■ **Given instruction**
Write out the whole listing, matching it exactly.
— start The input —
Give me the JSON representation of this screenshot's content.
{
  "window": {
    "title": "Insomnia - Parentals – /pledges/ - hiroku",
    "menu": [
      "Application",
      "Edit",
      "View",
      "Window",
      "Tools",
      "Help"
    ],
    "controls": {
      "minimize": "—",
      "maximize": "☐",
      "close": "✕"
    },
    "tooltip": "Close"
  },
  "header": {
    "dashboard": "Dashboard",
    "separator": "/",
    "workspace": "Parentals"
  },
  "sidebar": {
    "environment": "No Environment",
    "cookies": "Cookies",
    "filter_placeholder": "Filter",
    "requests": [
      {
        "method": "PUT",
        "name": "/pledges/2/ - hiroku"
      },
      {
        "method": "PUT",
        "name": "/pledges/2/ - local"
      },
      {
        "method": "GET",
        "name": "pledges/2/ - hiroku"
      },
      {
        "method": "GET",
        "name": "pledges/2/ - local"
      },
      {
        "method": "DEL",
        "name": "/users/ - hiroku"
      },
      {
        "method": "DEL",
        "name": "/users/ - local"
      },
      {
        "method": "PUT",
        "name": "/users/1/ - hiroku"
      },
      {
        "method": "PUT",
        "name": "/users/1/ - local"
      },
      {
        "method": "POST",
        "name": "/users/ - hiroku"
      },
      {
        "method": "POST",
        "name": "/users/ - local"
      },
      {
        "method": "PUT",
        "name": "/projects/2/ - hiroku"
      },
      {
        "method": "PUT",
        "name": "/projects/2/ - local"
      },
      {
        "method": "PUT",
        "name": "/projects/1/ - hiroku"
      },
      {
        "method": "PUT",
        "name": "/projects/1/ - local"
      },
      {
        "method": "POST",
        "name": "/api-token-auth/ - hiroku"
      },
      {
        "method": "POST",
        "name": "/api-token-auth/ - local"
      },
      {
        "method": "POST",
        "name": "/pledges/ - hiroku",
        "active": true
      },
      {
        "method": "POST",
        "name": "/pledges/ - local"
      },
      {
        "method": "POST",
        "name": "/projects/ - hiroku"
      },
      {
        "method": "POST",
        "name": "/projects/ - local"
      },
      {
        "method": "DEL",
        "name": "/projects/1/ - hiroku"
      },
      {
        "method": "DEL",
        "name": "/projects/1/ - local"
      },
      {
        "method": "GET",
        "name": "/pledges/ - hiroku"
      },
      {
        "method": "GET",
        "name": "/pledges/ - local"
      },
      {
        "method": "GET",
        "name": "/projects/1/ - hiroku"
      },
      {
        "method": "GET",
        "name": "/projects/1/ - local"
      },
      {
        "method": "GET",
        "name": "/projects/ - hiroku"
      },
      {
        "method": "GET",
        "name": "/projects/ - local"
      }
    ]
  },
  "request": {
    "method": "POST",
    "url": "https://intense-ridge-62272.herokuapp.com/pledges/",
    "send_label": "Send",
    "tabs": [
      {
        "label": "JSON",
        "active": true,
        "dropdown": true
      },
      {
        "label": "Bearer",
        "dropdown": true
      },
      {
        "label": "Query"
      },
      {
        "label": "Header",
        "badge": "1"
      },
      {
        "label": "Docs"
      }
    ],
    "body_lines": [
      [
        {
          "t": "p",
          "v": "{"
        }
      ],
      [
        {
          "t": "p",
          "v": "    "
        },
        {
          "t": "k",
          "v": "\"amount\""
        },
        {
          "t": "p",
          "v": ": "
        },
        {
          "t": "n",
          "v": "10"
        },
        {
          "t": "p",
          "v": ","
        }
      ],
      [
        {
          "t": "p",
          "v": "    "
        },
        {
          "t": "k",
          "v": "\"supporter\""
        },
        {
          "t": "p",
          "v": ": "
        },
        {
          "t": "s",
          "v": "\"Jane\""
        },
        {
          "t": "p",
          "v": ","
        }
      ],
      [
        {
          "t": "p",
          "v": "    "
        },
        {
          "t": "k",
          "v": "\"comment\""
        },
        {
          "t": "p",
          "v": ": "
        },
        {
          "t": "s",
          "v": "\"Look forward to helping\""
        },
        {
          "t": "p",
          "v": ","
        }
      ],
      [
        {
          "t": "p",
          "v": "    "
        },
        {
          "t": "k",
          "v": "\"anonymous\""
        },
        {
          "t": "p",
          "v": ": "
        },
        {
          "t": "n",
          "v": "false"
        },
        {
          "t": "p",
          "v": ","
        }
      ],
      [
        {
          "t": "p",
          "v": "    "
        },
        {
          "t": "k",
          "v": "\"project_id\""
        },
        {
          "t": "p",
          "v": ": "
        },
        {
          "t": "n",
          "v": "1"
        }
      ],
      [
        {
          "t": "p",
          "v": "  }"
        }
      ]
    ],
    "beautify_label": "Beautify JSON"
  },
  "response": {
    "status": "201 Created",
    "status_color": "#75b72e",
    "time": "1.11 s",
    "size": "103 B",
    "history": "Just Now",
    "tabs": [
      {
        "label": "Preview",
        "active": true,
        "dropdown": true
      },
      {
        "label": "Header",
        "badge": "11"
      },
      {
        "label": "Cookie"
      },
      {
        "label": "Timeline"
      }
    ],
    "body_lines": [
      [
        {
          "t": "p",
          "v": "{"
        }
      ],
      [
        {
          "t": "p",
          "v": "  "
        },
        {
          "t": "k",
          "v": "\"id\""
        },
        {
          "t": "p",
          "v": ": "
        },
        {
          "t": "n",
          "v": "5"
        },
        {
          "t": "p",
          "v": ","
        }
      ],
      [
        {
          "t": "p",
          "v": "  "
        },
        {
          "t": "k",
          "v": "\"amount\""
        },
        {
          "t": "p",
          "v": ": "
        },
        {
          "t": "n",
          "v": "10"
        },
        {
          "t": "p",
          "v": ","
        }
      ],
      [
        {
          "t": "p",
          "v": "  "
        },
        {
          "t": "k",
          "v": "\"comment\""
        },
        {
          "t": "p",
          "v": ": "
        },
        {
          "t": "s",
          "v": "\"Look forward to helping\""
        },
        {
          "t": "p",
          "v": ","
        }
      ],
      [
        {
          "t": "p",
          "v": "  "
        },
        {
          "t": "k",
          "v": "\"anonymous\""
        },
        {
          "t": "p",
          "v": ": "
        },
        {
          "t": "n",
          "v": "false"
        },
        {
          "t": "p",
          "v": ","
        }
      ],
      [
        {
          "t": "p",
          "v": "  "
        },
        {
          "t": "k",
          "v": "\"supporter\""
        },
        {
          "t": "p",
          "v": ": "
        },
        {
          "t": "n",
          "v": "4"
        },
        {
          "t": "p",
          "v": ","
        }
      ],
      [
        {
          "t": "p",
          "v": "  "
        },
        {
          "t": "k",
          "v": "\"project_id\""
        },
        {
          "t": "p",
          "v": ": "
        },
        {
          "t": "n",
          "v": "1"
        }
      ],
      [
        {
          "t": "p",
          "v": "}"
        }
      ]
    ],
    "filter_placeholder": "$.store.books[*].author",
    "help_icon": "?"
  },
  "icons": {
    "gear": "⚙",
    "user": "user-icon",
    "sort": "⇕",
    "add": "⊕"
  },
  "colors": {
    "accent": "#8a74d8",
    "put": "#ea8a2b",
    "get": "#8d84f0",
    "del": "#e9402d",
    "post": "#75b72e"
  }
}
— end The input —
■ **Expected output**
Give me the JSON representation of this screenshot's content.
{
  "window": {
    "title": "Insomnia - Parentals – /pledges/ - hiroku",
    "menu": [
      "Application",
      "Edit",
      "View",
      "Window",
      "Tools",
      "Help"
    ],
    "controls": {
      "minimize": "—",
      "maximize": "☐",
      "close": "✕"
    },
    "tooltip": "Close"
  },
  "header": {
    "dashboard": "Dashboard",
    "separator": "/",
    "workspace": "Parentals"
  },
  "sidebar": {
    "environment": "No Environment",
    "cookies": "Cookies",
    "filter_placeholder": "Filter",
    "requests": [
      {
        "method": "PUT",
        "name": "/pledges/2/ - hiroku"
      },
      {
        "method": "PUT",
        "name": "/pledges/2/ - local"
      },
      {
        "method": "GET",
        "name": "pledges/2/ - hiroku"
      },
      {
        "method": "GET",
        "name": "pledges/2/ - local"
      },
      {
        "method": "DEL",
        "name": "/users/ - hiroku"
      },
      {
        "method": "DEL",
        "name": "/users/ - local"
      },
      {
        "method": "PUT",
        "name": "/users/1/ - hiroku"
      },
      {
        "method": "PUT",
        "name": "/users/1/ - local"
      },
      {
        "method": "POST",
        "name": "/users/ - hiroku"
      },
      {
        "method": "POST",
        "name": "/users/ - local"
      },
      {
        "method": "PUT",
        "name": "/projects/2/ - hiroku"
      },
      {
        "method": "PUT",
        "name": "/projects/2/ - local"
      },
      {
        "method": "PUT",
        "name": "/projects/1/ - hiroku"
      },
      {
        "method": "PUT",
        "name": "/projects/1/ - local"
      },
      {
        "method": "POST",
        "name": "/api-token-auth/ - hiroku"
      },
      {
        "method": "POST",
        "name": "/api-token-auth/ - local"
      },
      {
        "method": "POST",
        "name": "/pledges/ - hiroku",
        "active": true
      },
      {
        "method": "POST",
        "name": "/pledges/ - local"
      },
      {
        "method": "POST",
        "name": "/projects/ - hiroku"
      },
      {
        "method": "POST",
        "name": "/projects/ - local"
      },
      {
        "method": "DEL",
        "name": "/projects/1/ - hiroku"
      },
      {
        "method": "DEL",
        "name": "/projects/1/ - local"
      },
      {
        "method": "GET",
        "name": "/pledges/ - hiroku"
      },
      {
        "method": "GET",
        "name": "/pledges/ - local"
      },
      {
        "method": "GET",
        "name": "/projects/1/ - hiroku"
      },
      {
        "method": "GET",
        "name": "/projects/1/ - local"
      },
      {
        "method": "GET",
        "name": "/projects/ - hiroku"
      },
      {
        "method": "GET",
        "name": "/projects/ - local"
      }
    ]
  },
  "request": {
    "method": "POST",
    "url": "https://intense-ridge-62272.herokuapp.com/pledges/",
    "send_label": "Send",
    "tabs": [
      {
        "label": "JSON",
        "active": true,
        "dropdown": true
      },
      {
        "label": "Bearer",
        "dropdown": true
      },
      {
        "label": "Query"
      },
      {
        "label": "Header",
        "badge": "1"
      },
      {
        "label": "Docs"
      }
    ],
    "body_lines": [
      [
        {
          "t": "p",
          "v": "{"
        }
      ],
      [
        {
          "t": "p",
          "v": "    "
        },
        {
          "t": "k",
          "v": "\"amount\""
        },
        {
          "t": "p",
          "v": ": "
        },
        {
          "t": "n",
          "v": "10"
        },
        {
          "t": "p",
          "v": ","
        }
      ],
      [
        {
          "t": "p",
          "v": "    "
        },
        {
          "t": "k",
          "v": "\"supporter\""
        },
        {
          "t": "p",
          "v": ": "
        },
        {
          "t": "s",
          "v": "\"Jane\""
        },
        {
          "t": "p",
          "v": ","
        }
      ],
      [
        {
          "t": "p",
          "v": "    "
        },
        {
          "t": "k",
          "v": "\"comment\""
        },
        {
          "t": "p",
          "v": ": "
        },
        {
          "t": "s",
          "v": "\"Look forward to helping\""
        },
        {
          "t": "p",
          "v": ","
        }
      ],
      [
        {
          "t": "p",
          "v": "    "
        },
        {
          "t": "k",
          "v": "\"anonymous\""
        },
        {
          "t": "p",
          "v": ": "
        },
        {
          "t": "n",
          "v": "false"
        },
        {
          "t": "p",
          "v": ","
        }
      ],
      [
        {
          "t": "p",
          "v": "    "
        },
        {
          "t": "k",
          "v": "\"project_id\""
        },
        {
          "t": "p",
          "v": ": "
        },
        {
          "t": "n",
          "v": "1"
        }
      ],
      [
        {
          "t": "p",
          "v": "  }"
        }
      ]
    ],
    "beautify_label": "Beautify JSON"
  },
  "response": {
    "status": "201 Created",
    "status_color": "#75b72e",
    "time": "1.11 s",
    "size": "103 B",
    "history": "Just Now",
    "tabs": [
      {
        "label": "Preview",
        "active": true,
        "dropdown": true
      },
      {
        "label": "Header",
        "badge": "11"
      },
      {
        "label": "Cookie"
      },
      {
        "label": "Timeline"
      }
    ],
    "body_lines": [
      [
        {
          "t": "p",
          "v": "{"
        }
      ],
      [
        {
          "t": "p",
          "v": "  "
        },
        {
          "t": "k",
          "v": "\"id\""
        },
        {
          "t": "p",
          "v": ": "
        },
        {
          "t": "n",
          "v": "5"
        },
        {
          "t": "p",
          "v": ","
        }
      ],
      [
        {
          "t": "p",
          "v": "  "
        },
        {
          "t": "k",
          "v": "\"amount\""
        },
        {
          "t": "p",
          "v": ": "
        },
        {
          "t": "n",
          "v": "10"
        },
        {
          "t": "p",
          "v": ","
        }
      ],
      [
        {
          "t": "p",
          "v": "  "
        },
        {
          "t": "k",
          "v": "\"comment\""
        },
        {
          "t": "p",
          "v": ": "
        },
        {
          "t": "s",
          "v": "\"Look forward to helping\""
        },
        {
          "t": "p",
          "v": ","
        }
      ],
      [
        {
          "t": "p",
          "v": "  "
        },
        {
          "t": "k",
          "v": "\"anonymous\""
        },
        {
          "t": "p",
          "v": ": "
        },
        {
          "t": "n",
          "v": "false"
        },
        {
          "t": "p",
          "v": ","
        }
      ],
      [
        {
          "t": "p",
          "v": "  "
        },
        {
          "t": "k",
          "v": "\"supporter\""
        },
        {
          "t": "p",
          "v": ": "
        },
        {
          "t": "n",
          "v": "4"
        },
        {
          "t": "p",
          "v": ","
        }
      ],
      [
        {
          "t": "p",
          "v": "  "
        },
        {
          "t": "k",
          "v": "\"project_id\""
        },
        {
          "t": "p",
          "v": ": "
        },
        {
          "t": "n",
          "v": "1"
        }
      ],
      [
        {
          "t": "p",
          "v": "}"
        }
      ]
    ],
    "filter_placeholder": "$.store.books[*].author",
    "help_icon": "?"
  },
  "icons": {
    "gear": "⚙",
    "user": "user-icon",
    "sort": "⇕",
    "add": "⊕"
  },
  "colors": {
    "accent": "#8a74d8",
    "put": "#ea8a2b",
    "get": "#8d84f0",
    "del": "#e9402d",
    "post": "#75b72e"
  }
}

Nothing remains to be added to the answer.